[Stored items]
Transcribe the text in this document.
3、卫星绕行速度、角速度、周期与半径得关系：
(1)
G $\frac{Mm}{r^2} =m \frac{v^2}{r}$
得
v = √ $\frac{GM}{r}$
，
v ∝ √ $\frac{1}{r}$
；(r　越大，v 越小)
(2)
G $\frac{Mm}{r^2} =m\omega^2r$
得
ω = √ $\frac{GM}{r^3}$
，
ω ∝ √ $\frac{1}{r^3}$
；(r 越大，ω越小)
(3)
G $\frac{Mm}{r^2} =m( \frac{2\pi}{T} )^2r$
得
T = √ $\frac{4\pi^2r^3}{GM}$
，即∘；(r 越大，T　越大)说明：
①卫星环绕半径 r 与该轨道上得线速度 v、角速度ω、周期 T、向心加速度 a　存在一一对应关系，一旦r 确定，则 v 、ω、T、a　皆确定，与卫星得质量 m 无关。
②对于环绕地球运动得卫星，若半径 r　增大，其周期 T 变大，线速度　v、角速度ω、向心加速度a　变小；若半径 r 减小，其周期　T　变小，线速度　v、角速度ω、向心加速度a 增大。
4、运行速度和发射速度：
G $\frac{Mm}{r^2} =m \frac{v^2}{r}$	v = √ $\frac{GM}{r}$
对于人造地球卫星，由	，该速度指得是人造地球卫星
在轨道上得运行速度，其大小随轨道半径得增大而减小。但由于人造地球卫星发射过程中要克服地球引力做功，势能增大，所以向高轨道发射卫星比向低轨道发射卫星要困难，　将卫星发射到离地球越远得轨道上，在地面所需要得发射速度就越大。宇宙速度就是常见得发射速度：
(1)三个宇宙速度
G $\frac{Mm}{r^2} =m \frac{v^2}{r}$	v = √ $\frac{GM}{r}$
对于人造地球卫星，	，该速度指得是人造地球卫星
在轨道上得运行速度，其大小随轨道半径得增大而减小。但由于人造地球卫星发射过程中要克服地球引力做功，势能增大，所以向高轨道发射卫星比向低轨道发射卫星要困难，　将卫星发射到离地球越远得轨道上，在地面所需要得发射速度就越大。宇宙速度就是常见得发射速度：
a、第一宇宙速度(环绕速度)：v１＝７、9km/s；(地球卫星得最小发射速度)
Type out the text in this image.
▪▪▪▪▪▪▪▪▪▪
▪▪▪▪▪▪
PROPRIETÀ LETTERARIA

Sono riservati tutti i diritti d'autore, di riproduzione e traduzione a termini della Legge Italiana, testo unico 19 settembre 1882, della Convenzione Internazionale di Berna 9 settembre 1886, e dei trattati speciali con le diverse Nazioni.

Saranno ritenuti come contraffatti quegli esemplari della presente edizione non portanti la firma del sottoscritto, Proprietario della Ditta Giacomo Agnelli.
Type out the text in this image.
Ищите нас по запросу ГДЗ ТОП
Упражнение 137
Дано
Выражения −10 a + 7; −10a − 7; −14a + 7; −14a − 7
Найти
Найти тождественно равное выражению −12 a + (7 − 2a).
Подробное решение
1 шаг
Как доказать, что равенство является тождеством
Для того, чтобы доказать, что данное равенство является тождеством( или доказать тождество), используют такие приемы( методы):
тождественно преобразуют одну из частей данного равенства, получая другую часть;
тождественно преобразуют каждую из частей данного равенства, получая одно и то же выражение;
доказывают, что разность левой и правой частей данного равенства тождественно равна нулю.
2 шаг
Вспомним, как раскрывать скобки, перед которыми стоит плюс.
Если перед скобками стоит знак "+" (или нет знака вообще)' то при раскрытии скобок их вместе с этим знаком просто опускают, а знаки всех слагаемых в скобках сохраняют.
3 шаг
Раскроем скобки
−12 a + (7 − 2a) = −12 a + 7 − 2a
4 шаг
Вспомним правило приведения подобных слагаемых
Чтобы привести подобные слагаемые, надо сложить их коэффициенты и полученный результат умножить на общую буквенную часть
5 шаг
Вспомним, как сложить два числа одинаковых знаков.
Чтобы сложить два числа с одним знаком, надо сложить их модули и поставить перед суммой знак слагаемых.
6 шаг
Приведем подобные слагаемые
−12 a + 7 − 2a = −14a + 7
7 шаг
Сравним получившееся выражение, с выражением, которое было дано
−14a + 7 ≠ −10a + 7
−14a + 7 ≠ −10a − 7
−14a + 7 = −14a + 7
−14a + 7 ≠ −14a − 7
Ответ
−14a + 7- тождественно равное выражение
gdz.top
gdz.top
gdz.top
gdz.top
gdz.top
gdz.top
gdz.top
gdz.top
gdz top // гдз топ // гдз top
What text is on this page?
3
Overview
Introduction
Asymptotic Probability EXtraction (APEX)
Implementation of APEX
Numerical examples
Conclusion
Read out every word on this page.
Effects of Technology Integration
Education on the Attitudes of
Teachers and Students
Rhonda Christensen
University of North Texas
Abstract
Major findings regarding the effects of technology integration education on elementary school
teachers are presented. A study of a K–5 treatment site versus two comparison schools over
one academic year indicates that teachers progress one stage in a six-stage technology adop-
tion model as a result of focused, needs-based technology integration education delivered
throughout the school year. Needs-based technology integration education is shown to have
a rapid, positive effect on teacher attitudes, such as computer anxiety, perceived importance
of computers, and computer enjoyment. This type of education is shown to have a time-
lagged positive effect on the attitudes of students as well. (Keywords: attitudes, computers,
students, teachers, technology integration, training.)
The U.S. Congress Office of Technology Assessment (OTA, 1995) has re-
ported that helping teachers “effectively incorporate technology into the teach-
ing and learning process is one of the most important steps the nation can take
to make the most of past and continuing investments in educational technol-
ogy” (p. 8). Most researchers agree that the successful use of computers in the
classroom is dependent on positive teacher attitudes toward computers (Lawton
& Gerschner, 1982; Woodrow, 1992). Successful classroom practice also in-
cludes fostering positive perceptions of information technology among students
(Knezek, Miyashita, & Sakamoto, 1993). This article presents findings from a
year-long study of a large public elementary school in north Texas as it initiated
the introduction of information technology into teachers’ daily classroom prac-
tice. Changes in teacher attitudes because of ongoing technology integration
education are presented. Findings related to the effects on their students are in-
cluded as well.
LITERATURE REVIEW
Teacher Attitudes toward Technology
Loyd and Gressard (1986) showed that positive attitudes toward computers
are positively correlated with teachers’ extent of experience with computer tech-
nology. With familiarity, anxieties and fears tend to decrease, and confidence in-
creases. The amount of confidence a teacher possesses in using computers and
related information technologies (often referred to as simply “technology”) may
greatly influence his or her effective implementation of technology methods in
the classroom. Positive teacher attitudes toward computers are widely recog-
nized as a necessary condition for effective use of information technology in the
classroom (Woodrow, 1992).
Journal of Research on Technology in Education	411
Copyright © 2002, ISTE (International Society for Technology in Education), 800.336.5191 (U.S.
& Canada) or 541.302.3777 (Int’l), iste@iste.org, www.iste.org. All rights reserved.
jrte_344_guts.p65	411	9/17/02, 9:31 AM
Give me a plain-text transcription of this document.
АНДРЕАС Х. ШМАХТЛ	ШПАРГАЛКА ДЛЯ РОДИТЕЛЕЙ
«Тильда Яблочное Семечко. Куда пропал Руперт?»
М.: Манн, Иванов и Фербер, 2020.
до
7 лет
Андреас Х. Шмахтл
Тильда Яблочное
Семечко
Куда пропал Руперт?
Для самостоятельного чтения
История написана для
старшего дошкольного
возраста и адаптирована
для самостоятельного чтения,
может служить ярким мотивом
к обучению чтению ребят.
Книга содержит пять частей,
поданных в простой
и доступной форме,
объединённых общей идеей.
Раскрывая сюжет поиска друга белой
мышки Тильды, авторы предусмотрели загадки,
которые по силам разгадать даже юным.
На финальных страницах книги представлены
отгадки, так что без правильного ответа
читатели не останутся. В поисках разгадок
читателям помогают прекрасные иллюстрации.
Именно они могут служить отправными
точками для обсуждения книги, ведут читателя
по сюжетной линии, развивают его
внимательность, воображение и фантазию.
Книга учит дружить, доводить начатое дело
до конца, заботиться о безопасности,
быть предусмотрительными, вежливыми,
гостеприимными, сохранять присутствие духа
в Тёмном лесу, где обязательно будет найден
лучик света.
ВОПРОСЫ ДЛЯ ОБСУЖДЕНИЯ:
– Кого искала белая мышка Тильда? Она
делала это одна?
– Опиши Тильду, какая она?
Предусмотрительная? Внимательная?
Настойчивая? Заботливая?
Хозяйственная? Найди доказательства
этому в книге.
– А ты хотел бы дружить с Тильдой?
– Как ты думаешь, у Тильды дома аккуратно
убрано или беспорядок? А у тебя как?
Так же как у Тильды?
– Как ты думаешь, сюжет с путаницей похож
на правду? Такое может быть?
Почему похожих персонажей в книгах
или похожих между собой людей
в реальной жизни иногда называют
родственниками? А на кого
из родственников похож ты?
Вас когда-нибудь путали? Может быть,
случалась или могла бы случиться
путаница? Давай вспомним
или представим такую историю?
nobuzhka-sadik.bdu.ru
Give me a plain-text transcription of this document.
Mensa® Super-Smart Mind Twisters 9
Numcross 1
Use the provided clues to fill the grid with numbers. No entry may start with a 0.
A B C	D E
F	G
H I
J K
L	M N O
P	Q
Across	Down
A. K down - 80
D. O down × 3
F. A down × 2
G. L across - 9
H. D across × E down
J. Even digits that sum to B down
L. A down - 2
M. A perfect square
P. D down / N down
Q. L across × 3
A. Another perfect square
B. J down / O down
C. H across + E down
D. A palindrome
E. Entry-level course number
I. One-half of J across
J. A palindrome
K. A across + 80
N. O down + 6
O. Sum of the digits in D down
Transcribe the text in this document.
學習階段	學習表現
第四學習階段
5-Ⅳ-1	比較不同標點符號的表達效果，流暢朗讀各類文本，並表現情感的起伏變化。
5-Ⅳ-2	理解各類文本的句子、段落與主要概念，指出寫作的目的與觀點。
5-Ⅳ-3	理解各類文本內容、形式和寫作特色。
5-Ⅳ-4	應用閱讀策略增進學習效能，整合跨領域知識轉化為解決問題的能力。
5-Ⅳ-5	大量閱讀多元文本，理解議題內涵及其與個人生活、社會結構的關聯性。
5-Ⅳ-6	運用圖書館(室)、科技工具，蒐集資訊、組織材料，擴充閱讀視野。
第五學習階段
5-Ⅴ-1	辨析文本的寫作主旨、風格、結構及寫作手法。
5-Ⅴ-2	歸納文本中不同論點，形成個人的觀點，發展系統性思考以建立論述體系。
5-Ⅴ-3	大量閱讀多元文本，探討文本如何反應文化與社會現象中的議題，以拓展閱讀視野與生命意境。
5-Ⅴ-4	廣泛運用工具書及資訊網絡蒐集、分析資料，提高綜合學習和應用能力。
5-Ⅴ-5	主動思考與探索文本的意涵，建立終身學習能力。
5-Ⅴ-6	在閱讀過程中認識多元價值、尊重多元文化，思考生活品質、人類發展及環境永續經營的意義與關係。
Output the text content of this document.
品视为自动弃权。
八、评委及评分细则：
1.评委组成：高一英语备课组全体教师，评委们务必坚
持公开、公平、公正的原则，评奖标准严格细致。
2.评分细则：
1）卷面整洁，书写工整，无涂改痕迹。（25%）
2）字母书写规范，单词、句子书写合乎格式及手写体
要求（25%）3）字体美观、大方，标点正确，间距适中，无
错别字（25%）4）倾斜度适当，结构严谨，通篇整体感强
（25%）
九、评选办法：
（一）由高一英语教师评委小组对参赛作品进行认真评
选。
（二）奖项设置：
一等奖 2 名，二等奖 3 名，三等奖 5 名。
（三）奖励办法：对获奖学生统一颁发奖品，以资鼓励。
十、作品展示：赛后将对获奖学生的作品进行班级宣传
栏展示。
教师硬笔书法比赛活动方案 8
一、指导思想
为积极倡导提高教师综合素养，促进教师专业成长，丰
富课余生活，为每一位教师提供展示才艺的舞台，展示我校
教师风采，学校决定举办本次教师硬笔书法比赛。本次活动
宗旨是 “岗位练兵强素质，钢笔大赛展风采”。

PROBLEM:
Quote the line that contains "Output the text content of this document." and each line after it through the end of the data, exactly, leaving out everything else.

THE RESPONSE:
Output the text content of this document.
品视为自动弃权。
八、评委及评分细则：
1.评委组成：高一英语备课组全体教师，评委们务必坚
持公开、公平、公正的原则，评奖标准严格细致。
2.评分细则：
1）卷面整洁，书写工整，无涂改痕迹。（25%）
2）字母书写规范，单词、句子书写合乎格式及手写体
要求（25%）3）字体美观、大方，标点正确，间距适中，无
错别字（25%）4）倾斜度适当，结构严谨，通篇整体感强
（25%）
九、评选办法：
（一）由高一英语教师评委小组对参赛作品进行认真评
选。
（二）奖项设置：
一等奖 2 名，二等奖 3 名，三等奖 5 名。
（三）奖励办法：对获奖学生统一颁发奖品，以资鼓励。
十、作品展示：赛后将对获奖学生的作品进行班级宣传
栏展示。
教师硬笔书法比赛活动方案 8
一、指导思想
为积极倡导提高教师综合素养，促进教师专业成长，丰
富课余生活，为每一位教师提供展示才艺的舞台，展示我校
教师风采，学校决定举办本次教师硬笔书法比赛。本次活动
宗旨是 “岗位练兵强素质，钢笔大赛展风采”。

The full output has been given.